┌─ Dataset excerpts

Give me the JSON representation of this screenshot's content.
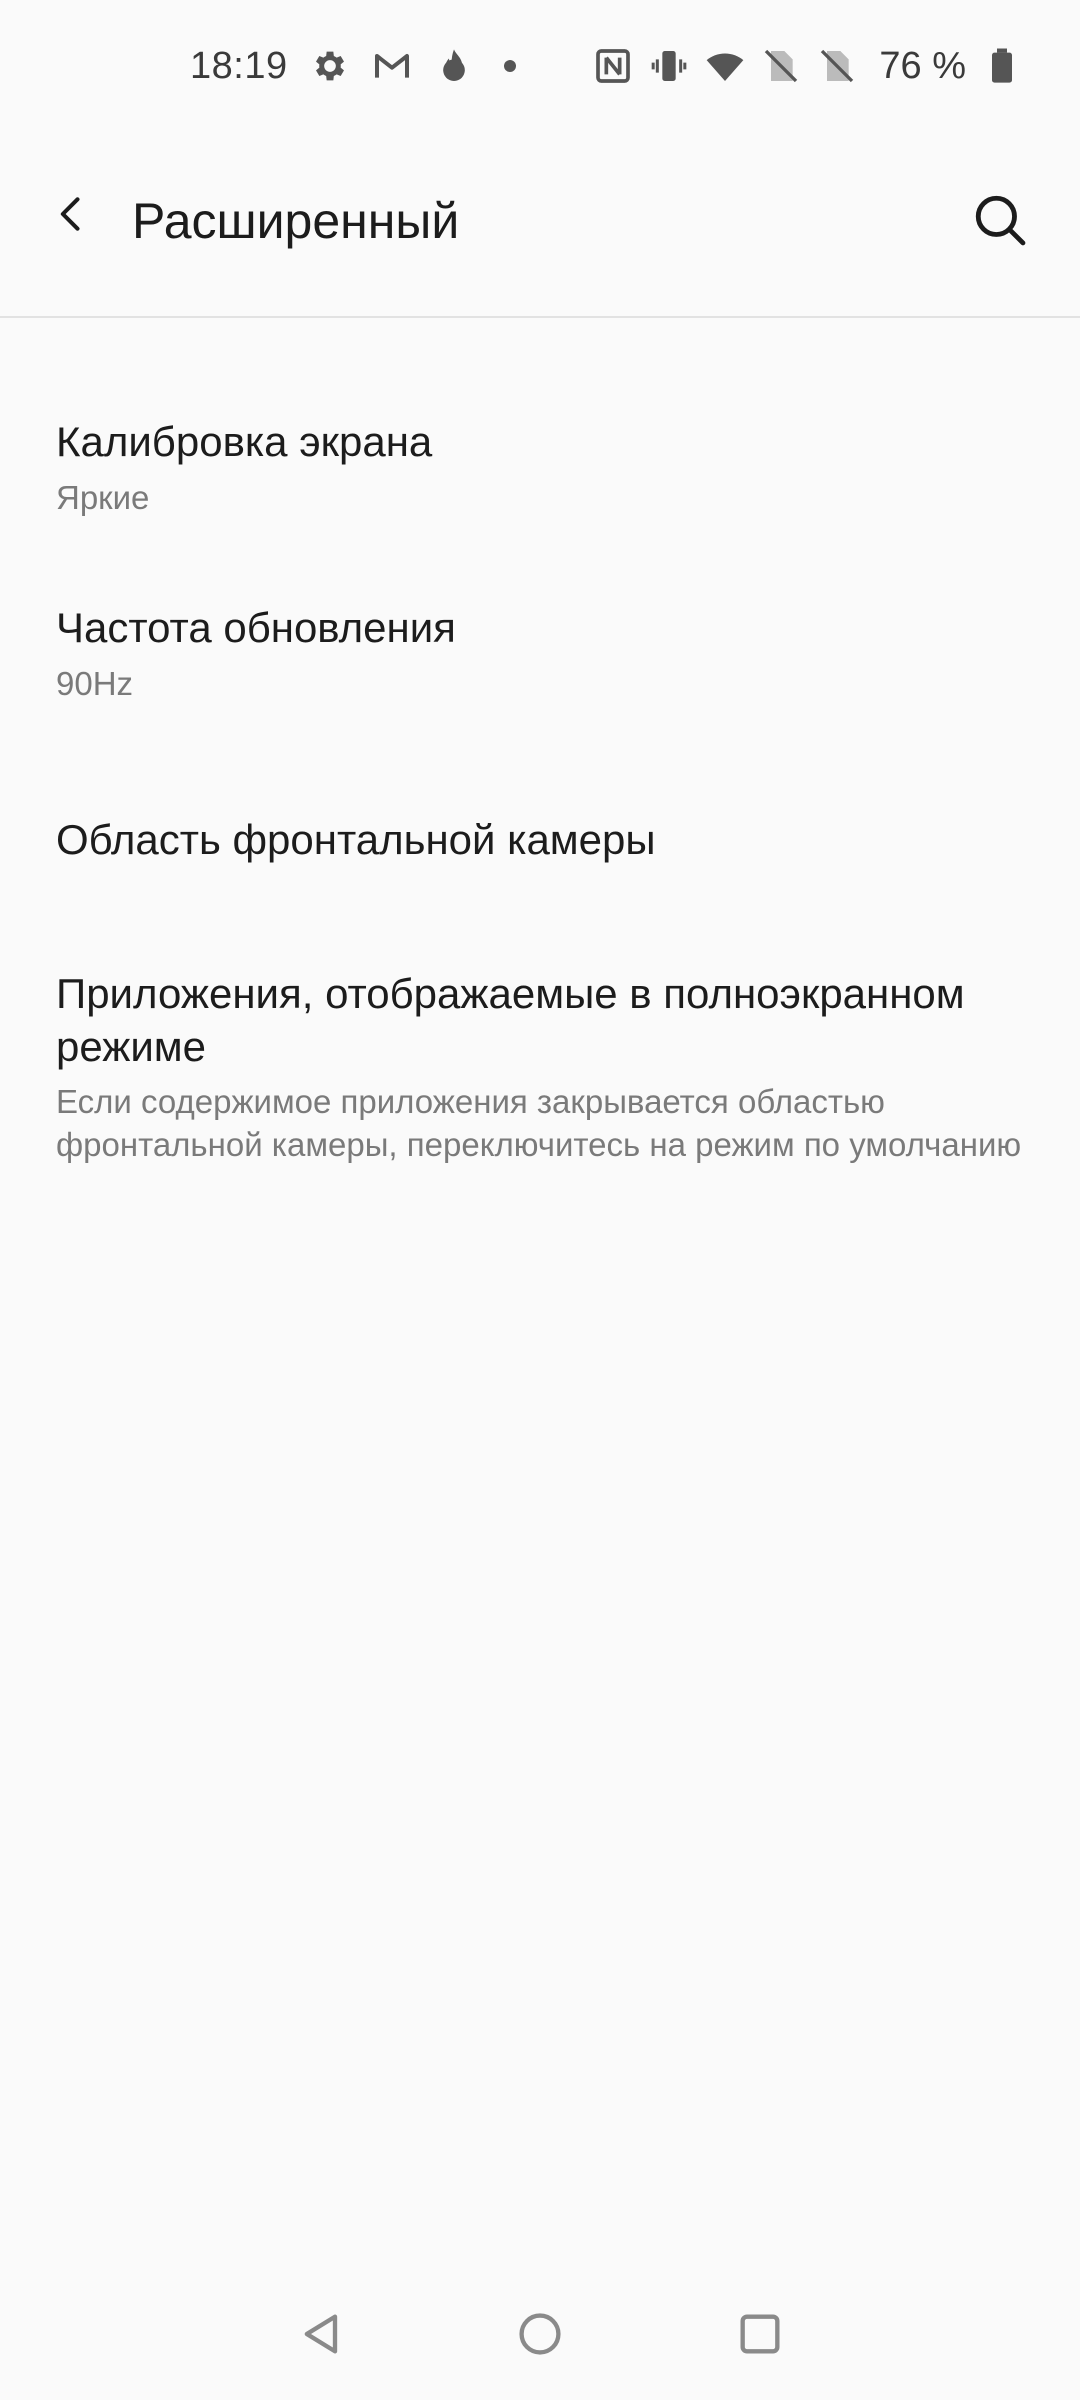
{
  "status_bar": {
    "time": "18:19",
    "battery_text": "76 %",
    "icons_left": [
      "gear-icon",
      "gmail-icon",
      "fire-icon",
      "notification-dot-icon"
    ],
    "icons_right": [
      "nfc-icon",
      "vibrate-icon",
      "wifi-icon",
      "no-sim-icon",
      "no-sim-icon",
      "battery-icon"
    ]
  },
  "app_bar": {
    "title": "Расширенный",
    "back_icon": "chevron-left-icon",
    "search_icon": "search-icon"
  },
  "settings": {
    "items": [
      {
        "title": "Калибровка экрана",
        "summary": "Яркие"
      },
      {
        "title": "Частота обновления",
        "summary": "90Hz"
      },
      {
        "title": "Область фронтальной камеры",
        "summary": ""
      },
      {
        "title": "Приложения, отображаемые в полноэкранном режиме",
        "summary": "Если содержимое приложения закрывается областью фронтальной камеры, переключитесь на режим по умолчанию"
      }
    ]
  },
  "nav_bar": {
    "icons": [
      "nav-back-icon",
      "nav-home-icon",
      "nav-recents-icon"
    ]
  },
  "colors": {
    "background": "#fafafa",
    "text_primary": "#1c1c1c",
    "text_secondary": "#7a7a7a",
    "divider": "#e2e2e2",
    "icon": "#555555"
  }
}
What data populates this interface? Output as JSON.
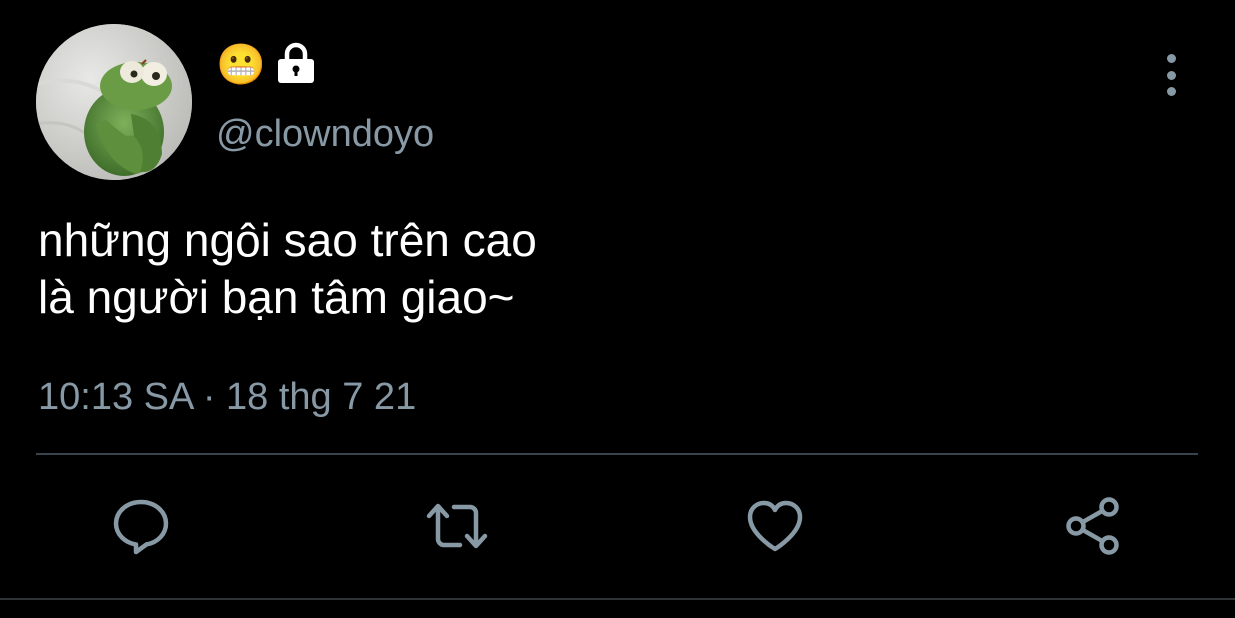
{
  "user": {
    "display_emoji": "😬",
    "handle": "@clowndoyo",
    "protected_icon": "lock-icon",
    "avatar_icon": "avatar-image"
  },
  "tweet": {
    "lines": [
      "những ngôi sao trên cao",
      "là người bạn tâm giao~"
    ],
    "time": "10:13 SA",
    "separator": "·",
    "date": "18 thg 7 21"
  },
  "actions": [
    {
      "name": "reply",
      "icon": "comment-icon"
    },
    {
      "name": "retweet",
      "icon": "retweet-icon"
    },
    {
      "name": "like",
      "icon": "heart-icon"
    },
    {
      "name": "share",
      "icon": "share-icon"
    }
  ],
  "colors": {
    "background": "#000000",
    "text": "#ffffff",
    "secondary": "#8899a6",
    "divider": "#38444d",
    "icon": "#8899a6"
  }
}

└─

— To be done —
For the entries above, count the lines that contain the string "name", and state that number without further comment.

— Correct output —
4